● What needs to be done
Return the lines where the word "требования" occurs.

"""

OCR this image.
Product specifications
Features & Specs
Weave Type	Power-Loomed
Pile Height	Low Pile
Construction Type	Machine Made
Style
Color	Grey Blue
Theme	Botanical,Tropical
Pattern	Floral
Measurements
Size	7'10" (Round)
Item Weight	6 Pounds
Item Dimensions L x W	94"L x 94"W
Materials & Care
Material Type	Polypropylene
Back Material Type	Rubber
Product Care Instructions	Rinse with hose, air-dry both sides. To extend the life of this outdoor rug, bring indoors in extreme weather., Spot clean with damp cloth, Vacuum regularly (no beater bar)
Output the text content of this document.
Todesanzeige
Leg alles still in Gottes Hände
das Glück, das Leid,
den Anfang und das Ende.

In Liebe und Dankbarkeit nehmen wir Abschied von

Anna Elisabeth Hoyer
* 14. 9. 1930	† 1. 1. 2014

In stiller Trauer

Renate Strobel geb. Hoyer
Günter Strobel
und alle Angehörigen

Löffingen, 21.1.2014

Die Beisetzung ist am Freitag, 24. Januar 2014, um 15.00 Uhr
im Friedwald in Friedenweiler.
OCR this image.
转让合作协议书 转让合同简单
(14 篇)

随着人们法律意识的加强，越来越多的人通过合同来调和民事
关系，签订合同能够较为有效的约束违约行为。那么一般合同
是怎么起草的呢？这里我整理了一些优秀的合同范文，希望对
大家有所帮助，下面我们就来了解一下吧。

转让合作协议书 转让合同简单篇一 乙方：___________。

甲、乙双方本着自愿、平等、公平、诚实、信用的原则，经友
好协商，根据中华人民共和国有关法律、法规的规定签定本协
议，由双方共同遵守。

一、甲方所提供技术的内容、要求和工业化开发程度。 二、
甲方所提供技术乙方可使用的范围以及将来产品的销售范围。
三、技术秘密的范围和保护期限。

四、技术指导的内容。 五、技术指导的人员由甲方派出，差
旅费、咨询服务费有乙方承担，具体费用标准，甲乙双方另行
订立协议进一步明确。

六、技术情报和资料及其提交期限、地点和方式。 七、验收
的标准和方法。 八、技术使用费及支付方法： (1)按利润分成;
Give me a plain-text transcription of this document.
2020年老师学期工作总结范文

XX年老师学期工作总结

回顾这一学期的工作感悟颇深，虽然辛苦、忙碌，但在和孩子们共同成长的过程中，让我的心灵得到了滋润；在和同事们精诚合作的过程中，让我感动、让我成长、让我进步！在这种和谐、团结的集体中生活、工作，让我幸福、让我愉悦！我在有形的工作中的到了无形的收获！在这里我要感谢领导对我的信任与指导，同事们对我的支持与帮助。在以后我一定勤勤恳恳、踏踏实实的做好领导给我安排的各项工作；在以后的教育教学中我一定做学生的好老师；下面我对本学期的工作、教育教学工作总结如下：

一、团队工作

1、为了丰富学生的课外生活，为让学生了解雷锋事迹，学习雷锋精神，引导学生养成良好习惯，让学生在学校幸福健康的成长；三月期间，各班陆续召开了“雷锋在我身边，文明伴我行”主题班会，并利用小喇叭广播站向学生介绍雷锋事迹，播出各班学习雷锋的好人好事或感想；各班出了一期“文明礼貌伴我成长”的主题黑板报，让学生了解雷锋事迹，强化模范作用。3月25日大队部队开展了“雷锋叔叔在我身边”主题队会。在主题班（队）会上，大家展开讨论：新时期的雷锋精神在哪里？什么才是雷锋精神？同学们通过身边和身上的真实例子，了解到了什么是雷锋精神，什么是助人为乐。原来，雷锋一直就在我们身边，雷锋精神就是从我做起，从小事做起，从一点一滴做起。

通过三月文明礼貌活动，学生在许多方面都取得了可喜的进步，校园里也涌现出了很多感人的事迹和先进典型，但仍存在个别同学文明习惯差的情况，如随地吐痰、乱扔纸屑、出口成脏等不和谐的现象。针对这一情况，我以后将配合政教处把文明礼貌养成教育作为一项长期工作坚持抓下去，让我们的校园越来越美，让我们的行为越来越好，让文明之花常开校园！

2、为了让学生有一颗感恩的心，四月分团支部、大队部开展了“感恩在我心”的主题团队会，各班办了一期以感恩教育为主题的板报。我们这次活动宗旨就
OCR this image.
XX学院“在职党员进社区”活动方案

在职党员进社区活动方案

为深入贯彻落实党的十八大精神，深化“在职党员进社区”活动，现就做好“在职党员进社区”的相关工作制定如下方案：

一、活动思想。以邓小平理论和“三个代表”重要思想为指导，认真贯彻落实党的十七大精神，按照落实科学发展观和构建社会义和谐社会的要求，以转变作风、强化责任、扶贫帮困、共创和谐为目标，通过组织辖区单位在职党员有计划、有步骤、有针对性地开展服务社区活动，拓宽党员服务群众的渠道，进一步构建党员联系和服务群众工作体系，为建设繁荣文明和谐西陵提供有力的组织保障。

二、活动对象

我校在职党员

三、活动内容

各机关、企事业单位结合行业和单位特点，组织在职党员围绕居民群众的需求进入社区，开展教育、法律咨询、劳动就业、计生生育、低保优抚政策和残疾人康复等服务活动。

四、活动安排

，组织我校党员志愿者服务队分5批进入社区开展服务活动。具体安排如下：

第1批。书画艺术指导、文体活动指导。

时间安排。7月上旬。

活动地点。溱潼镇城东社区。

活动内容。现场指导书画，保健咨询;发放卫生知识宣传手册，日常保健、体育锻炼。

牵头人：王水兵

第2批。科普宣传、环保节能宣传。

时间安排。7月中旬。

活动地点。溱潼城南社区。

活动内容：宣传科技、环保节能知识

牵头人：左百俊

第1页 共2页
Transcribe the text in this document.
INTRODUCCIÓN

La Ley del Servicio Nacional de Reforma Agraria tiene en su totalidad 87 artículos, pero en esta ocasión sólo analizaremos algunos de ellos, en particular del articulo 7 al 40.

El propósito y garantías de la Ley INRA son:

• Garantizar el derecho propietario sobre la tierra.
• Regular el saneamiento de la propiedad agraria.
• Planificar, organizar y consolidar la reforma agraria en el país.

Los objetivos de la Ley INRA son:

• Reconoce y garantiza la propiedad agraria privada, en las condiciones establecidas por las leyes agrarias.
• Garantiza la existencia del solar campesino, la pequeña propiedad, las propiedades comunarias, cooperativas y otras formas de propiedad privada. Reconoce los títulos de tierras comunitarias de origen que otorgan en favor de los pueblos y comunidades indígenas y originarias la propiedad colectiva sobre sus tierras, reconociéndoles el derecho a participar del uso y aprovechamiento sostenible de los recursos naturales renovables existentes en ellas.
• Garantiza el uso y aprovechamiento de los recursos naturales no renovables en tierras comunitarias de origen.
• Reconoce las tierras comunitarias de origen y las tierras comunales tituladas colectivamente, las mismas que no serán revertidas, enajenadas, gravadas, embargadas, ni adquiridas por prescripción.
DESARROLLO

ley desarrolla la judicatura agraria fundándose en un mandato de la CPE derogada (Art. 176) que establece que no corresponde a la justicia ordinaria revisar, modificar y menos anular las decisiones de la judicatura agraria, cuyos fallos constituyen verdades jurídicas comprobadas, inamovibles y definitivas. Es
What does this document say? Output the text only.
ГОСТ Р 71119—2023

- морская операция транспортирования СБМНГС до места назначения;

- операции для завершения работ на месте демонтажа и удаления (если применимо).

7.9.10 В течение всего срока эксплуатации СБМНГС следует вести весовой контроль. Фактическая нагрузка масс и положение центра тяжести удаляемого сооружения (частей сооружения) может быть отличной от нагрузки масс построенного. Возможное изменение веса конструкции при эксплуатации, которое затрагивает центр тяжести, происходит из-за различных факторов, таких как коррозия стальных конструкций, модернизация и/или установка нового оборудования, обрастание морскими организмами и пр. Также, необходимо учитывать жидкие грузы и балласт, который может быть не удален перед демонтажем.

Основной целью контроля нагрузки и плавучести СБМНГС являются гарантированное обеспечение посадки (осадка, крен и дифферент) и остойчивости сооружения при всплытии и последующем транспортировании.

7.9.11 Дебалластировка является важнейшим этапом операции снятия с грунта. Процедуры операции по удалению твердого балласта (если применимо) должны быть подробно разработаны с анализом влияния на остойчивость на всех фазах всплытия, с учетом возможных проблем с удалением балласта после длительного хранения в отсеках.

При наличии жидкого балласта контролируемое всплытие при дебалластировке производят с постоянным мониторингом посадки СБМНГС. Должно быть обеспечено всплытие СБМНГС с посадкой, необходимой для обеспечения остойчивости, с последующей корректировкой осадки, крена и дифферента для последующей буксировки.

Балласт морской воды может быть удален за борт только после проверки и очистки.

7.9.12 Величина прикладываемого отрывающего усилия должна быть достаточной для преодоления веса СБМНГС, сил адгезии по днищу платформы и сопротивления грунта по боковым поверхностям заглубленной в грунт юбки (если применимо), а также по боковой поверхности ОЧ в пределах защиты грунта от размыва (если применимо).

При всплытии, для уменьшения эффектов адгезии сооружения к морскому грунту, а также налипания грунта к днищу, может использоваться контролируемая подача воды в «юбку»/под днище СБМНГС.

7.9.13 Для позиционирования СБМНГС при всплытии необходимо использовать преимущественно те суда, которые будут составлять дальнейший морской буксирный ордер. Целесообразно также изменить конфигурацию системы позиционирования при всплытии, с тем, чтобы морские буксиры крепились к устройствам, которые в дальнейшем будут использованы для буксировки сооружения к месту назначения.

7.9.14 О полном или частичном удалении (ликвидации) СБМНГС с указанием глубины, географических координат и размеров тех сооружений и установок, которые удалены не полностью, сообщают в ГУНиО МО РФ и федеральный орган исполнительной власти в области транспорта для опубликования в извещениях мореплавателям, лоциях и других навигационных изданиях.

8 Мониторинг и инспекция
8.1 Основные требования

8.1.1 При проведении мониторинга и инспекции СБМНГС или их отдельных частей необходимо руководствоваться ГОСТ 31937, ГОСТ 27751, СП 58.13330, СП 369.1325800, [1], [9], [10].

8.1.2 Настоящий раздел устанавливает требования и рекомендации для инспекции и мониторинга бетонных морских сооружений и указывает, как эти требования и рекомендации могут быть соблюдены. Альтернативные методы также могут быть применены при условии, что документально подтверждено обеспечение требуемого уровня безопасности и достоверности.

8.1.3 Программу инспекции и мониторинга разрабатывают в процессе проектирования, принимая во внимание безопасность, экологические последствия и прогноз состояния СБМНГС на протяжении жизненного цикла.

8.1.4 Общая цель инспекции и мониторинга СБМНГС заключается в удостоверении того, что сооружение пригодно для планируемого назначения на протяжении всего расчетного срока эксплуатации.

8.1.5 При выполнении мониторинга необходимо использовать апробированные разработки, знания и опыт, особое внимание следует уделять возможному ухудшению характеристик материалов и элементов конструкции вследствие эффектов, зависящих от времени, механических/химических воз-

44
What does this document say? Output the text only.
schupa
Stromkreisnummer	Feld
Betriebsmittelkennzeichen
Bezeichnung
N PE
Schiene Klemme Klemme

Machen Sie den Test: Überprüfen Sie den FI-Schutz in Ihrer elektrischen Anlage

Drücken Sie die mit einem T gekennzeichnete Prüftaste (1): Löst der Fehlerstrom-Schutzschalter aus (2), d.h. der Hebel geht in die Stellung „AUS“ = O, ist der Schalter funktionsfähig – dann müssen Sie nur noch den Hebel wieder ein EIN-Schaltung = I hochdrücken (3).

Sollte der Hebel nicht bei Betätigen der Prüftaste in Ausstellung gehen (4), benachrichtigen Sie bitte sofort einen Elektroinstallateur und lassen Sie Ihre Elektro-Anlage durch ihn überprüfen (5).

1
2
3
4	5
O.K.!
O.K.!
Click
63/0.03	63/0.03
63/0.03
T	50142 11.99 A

"""

● Final result
8.1 Основные требования
8.1.2 Настоящий раздел устанавливает требования и рекомендации для инспекции и мониторинга бетонных морских сооружений и указывает, как эти требования и рекомендации могут быть соблюдены. Альтернативные методы также могут быть применены при условии, что документально подтверждено обеспечение требуемого уровня безопасности и достоверности.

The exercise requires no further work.